**PROBLEM DETAILS:** Look through the records below and collect all lines that hold the string "open".

***** DATA SUPPLIED

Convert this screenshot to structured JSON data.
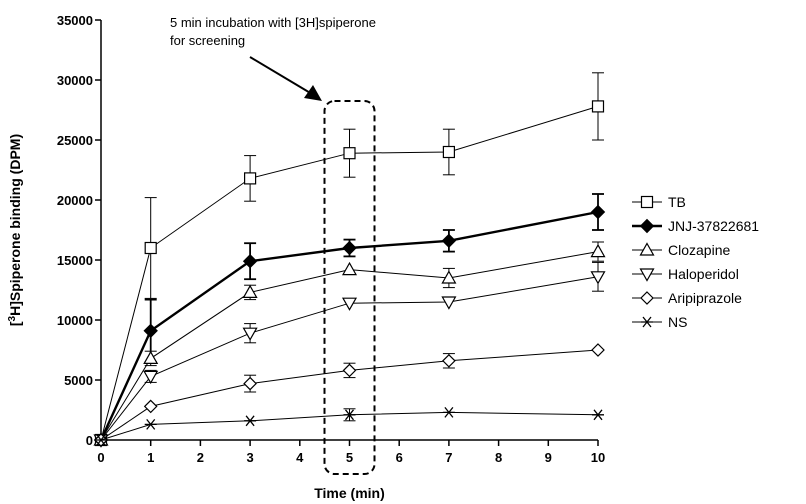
{
  "chart_data": {
    "type": "line",
    "xlabel": "Time (min)",
    "ylabel_parts": {
      "before": "[",
      "sup": "3",
      "after": "H]Spiperone binding (DPM)"
    },
    "xlim": [
      0,
      10
    ],
    "ylim": [
      0,
      35000
    ],
    "x_ticks": [
      0,
      1,
      2,
      3,
      4,
      5,
      6,
      7,
      8,
      9,
      10
    ],
    "y_ticks": [
      0,
      5000,
      10000,
      15000,
      20000,
      25000,
      30000,
      35000
    ],
    "annotation": {
      "lines": [
        "5 min incubation with [3H]spiperone",
        "for screening"
      ],
      "highlight_x": 5
    },
    "series": [
      {
        "name": "TB",
        "marker": "square-open",
        "bold": false,
        "x": [
          0,
          1,
          3,
          5,
          7,
          10
        ],
        "y": [
          0,
          16000,
          21800,
          23900,
          24000,
          27800
        ],
        "err": [
          0,
          4200,
          1900,
          2000,
          1900,
          2800
        ]
      },
      {
        "name": "JNJ-37822681",
        "marker": "diamond-filled",
        "bold": true,
        "x": [
          0,
          1,
          3,
          5,
          7,
          10
        ],
        "y": [
          0,
          9100,
          14900,
          16000,
          16600,
          19000
        ],
        "err": [
          0,
          2600,
          1500,
          700,
          900,
          1500
        ]
      },
      {
        "name": "Clozapine",
        "marker": "triangle-up-open",
        "bold": false,
        "x": [
          0,
          1,
          3,
          5,
          7,
          10
        ],
        "y": [
          0,
          6800,
          12300,
          14200,
          13500,
          15700
        ],
        "err": [
          0,
          600,
          600,
          0,
          800,
          800
        ]
      },
      {
        "name": "Haloperidol",
        "marker": "triangle-down-open",
        "bold": false,
        "x": [
          0,
          1,
          3,
          5,
          7,
          10
        ],
        "y": [
          0,
          5300,
          8900,
          11400,
          11500,
          13600
        ],
        "err": [
          0,
          500,
          800,
          0,
          0,
          1200
        ]
      },
      {
        "name": "Aripiprazole",
        "marker": "diamond-open",
        "bold": false,
        "x": [
          0,
          1,
          3,
          5,
          7,
          10
        ],
        "y": [
          0,
          2800,
          4700,
          5800,
          6600,
          7500
        ],
        "err": [
          0,
          0,
          700,
          600,
          600,
          0
        ]
      },
      {
        "name": "NS",
        "marker": "star",
        "bold": false,
        "x": [
          0,
          1,
          3,
          5,
          7,
          10
        ],
        "y": [
          0,
          1300,
          1600,
          2100,
          2300,
          2100
        ],
        "err": [
          0,
          0,
          0,
          500,
          0,
          0
        ]
      }
    ]
  }
}
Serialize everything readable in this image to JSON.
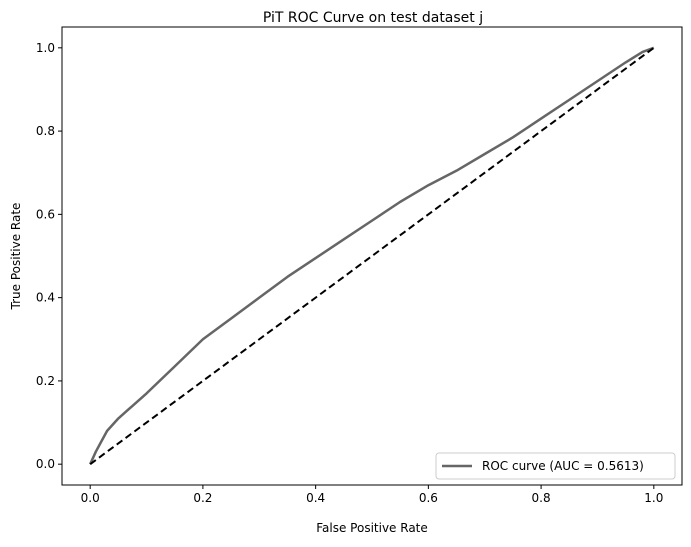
{
  "chart_data": {
    "type": "line",
    "title": "PiT ROC Curve on test dataset j",
    "xlabel": "False Positive Rate",
    "ylabel": "True Positive Rate",
    "xlim": [
      -0.05,
      1.05
    ],
    "ylim": [
      -0.05,
      1.05
    ],
    "xticks": [
      0.0,
      0.2,
      0.4,
      0.6,
      0.8,
      1.0
    ],
    "yticks": [
      0.0,
      0.2,
      0.4,
      0.6,
      0.8,
      1.0
    ],
    "xtick_labels": [
      "0.0",
      "0.2",
      "0.4",
      "0.6",
      "0.8",
      "1.0"
    ],
    "ytick_labels": [
      "0.0",
      "0.2",
      "0.4",
      "0.6",
      "0.8",
      "1.0"
    ],
    "grid": false,
    "legend": {
      "position": "lower-right"
    },
    "series": [
      {
        "name": "ROC curve (AUC = 0.5613)",
        "color": "#666666",
        "style": "solid",
        "x": [
          0.0,
          0.01,
          0.02,
          0.03,
          0.05,
          0.075,
          0.1,
          0.15,
          0.2,
          0.25,
          0.3,
          0.35,
          0.4,
          0.45,
          0.5,
          0.55,
          0.6,
          0.65,
          0.7,
          0.75,
          0.8,
          0.85,
          0.9,
          0.95,
          0.98,
          1.0
        ],
        "y": [
          0.0,
          0.03,
          0.055,
          0.08,
          0.11,
          0.14,
          0.17,
          0.235,
          0.3,
          0.35,
          0.4,
          0.45,
          0.495,
          0.54,
          0.585,
          0.63,
          0.67,
          0.705,
          0.745,
          0.785,
          0.83,
          0.875,
          0.92,
          0.965,
          0.99,
          1.0
        ]
      },
      {
        "name": "",
        "color": "#000000",
        "style": "dashed",
        "x": [
          0.0,
          1.0
        ],
        "y": [
          0.0,
          1.0
        ]
      }
    ]
  }
}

**********

**PROBLEM SOLUTION:**
        "marker": "square-open",
        "marker": "triangle-up-open",
        "marker": "triangle-down-open",
        "marker": "diamond-open",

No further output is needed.